(Dataset excerpt)
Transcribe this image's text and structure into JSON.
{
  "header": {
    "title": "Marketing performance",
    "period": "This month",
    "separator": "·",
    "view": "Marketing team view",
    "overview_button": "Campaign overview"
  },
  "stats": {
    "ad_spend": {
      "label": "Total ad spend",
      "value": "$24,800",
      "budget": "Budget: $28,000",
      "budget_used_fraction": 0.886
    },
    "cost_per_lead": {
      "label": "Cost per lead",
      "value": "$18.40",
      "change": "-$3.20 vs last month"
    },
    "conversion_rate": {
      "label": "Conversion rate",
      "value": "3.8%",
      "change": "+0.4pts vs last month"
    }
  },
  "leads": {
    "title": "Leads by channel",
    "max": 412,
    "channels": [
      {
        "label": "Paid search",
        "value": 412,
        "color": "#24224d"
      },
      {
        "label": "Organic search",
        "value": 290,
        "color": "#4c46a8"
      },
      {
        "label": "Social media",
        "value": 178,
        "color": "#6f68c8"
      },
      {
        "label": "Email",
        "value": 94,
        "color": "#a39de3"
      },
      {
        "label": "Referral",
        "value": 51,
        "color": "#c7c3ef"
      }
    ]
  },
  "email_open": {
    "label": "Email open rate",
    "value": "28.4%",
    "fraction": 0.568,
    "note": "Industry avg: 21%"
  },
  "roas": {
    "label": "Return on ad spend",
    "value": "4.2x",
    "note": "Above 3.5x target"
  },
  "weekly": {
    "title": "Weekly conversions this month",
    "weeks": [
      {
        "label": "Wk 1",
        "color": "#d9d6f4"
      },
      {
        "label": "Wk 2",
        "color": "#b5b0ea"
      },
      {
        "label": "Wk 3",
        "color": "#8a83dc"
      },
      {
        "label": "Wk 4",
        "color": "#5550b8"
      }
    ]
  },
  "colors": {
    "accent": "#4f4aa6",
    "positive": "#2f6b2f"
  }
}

> AIM
Above are the records. Copy every line in them holding "change".

> FULL ANSWER
      "change": "-$3.20 vs last month"
      "change": "+0.4pts vs last month"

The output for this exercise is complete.